**** Text block

20161125

Physics midterm question: speeds of different mass, translational kinetic energy bullets

Physics 205A Midterm 2, fall semester 2016
Cuesta College, San Luis Obispo, CA

The following information is given for legal requirements on bullets[*]:
In Denmark rifle ammunition used for hunting must have a translational kinetic energy of 2,700 J for a bullet with less mass; or alternatively a translational kinetic energy of 2,000 J for a bullet with more mass.
Discuss why the less massive bullet would have a faster speed than the more massive bullet. Ignore drag. Show your work and explain your reasoning using the properties of mass, speed, and translational kinetic energy.

[*] wki.pe/Muzzle_energy.

Solution and grading rubric:
  • p:
    Correct. Discusses/demonstrates understanding that:
    1. translational kinetic energy depends on both the mass and the (square of the) speed of a bullet (KEtrans = (1/2)⋅mv2); and
    2. since there is more translational kinetic energy for the less massive bullet, from v = √(KEtrans/(2⋅m)) the larger numerator and smaller denominator under the radical sign means that this bullet must have a faster speed.

********

* Problems and tasks
1/ From the physics midterm question, copy the part that opens with the words containing "Physics midterm question: speeds" and closes with "with more mass.".
2/ According to the physics midterm question, what translational kinetic energy must the less massive bullet have for hunting in Denmark?

**** Data extract

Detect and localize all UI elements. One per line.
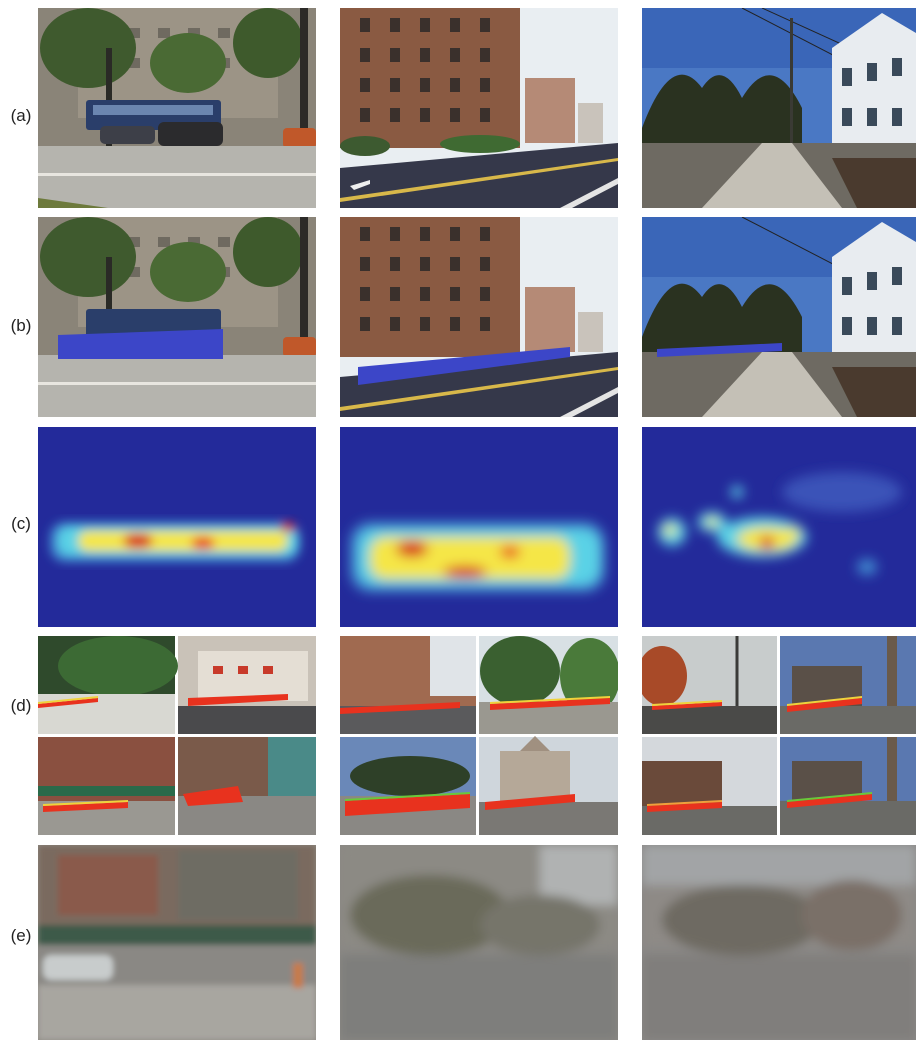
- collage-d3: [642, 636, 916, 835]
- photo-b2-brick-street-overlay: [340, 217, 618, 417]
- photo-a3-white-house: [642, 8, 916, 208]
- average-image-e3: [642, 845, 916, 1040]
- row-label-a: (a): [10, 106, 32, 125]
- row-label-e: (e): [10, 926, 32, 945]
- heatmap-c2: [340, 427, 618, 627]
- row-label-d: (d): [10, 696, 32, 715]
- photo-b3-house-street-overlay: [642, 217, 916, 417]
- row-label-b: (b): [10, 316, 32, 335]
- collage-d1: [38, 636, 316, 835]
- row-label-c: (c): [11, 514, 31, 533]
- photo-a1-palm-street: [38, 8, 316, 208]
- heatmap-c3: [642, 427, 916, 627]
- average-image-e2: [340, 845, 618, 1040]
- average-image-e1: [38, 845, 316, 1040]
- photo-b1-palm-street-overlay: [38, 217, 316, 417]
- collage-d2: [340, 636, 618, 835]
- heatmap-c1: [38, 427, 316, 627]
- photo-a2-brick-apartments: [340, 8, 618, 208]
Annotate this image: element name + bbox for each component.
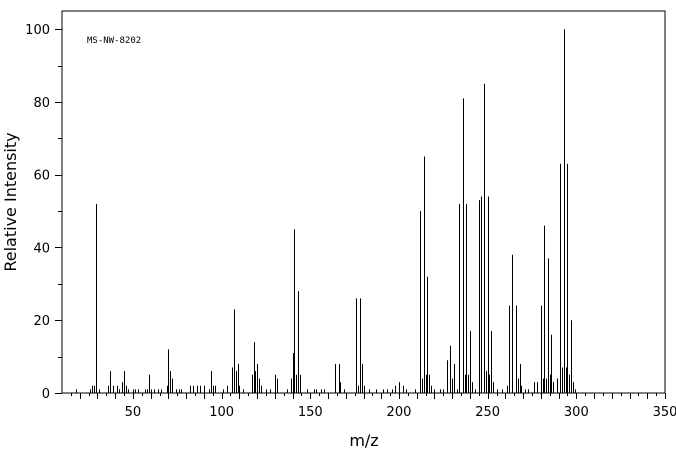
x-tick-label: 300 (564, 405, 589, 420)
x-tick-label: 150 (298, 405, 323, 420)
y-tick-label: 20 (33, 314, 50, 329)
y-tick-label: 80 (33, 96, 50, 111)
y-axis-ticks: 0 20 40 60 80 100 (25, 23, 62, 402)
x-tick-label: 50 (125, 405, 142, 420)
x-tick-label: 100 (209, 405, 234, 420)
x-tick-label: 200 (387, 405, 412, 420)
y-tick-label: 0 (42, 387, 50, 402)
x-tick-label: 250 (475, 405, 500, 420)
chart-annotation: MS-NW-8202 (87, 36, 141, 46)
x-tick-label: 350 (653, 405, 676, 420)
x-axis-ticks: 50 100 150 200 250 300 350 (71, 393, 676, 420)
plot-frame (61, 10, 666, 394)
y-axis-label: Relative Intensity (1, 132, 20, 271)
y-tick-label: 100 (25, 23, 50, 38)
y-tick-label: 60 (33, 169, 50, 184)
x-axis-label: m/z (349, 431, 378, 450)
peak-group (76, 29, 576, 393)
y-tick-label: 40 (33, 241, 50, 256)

********
**** Data extract

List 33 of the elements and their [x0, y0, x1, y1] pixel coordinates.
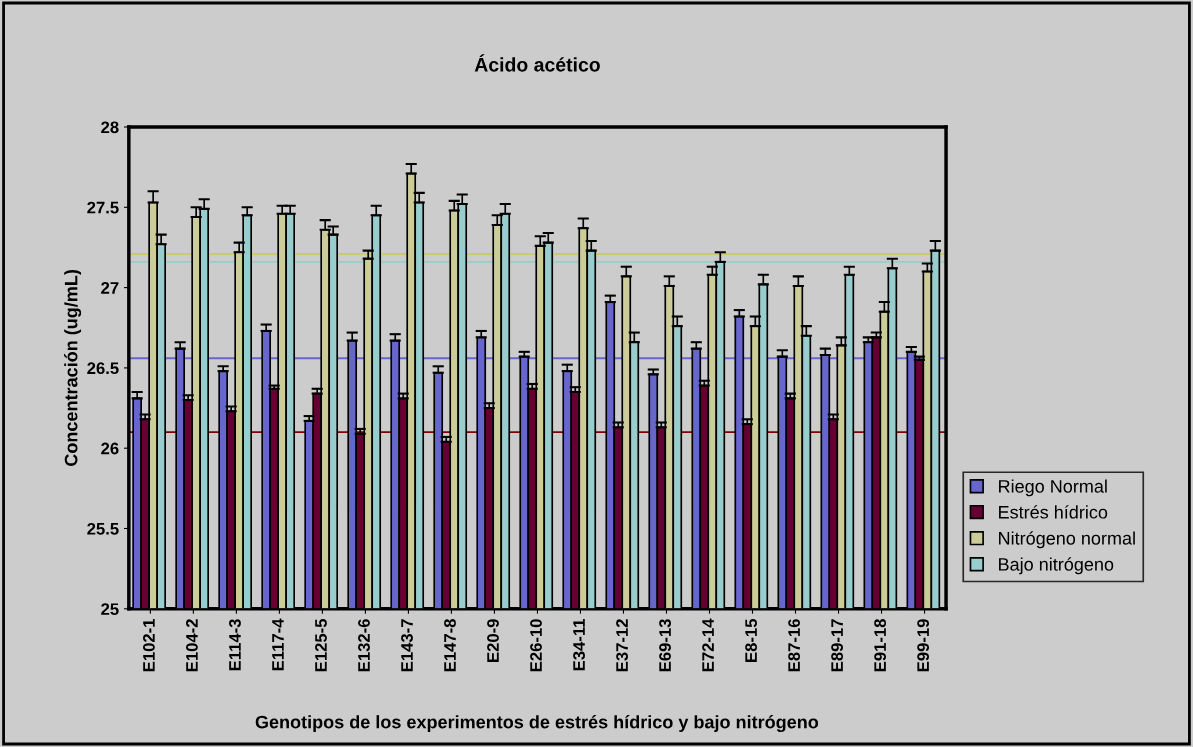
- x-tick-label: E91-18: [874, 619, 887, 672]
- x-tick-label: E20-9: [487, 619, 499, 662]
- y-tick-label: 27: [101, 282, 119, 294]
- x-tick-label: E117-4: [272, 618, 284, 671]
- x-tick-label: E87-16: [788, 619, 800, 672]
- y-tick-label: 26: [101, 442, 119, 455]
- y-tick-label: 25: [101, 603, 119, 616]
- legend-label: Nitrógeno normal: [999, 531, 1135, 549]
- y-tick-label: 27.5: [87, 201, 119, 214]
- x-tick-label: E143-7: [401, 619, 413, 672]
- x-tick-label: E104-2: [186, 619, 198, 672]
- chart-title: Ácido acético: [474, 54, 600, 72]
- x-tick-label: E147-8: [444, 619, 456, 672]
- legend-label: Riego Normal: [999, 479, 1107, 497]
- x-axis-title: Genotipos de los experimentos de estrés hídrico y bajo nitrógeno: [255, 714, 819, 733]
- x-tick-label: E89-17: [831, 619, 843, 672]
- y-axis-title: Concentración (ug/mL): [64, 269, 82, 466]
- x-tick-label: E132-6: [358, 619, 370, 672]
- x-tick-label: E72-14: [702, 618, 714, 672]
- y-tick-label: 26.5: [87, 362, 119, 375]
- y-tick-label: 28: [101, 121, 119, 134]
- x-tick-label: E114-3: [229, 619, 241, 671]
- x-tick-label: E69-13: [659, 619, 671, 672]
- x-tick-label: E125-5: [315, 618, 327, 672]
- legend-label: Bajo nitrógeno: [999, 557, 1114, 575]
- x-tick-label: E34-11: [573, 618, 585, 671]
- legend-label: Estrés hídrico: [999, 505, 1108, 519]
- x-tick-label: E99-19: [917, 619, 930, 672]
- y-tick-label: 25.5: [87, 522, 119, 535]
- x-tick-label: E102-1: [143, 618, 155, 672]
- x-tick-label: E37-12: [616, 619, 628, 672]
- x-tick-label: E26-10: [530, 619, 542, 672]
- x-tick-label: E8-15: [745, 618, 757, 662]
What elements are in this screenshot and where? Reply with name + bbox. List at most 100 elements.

********

* Answers for the exercise
1/
Physics midterm question: speeds of different mass, translational kinetic energy bullets

Physics 205A Midterm 2, fall semester 2016
Cuesta College, San Luis Obispo, CA

The following information is given for legal requirements on bullets[*]:
In Denmark rifle ammunition used for hunting must have a translational kinetic energy of 2,700 J for a bullet with less mass; or alternatively a translational kinetic energy of 2,000 J for a bullet with more mass.

2/ 2,700 J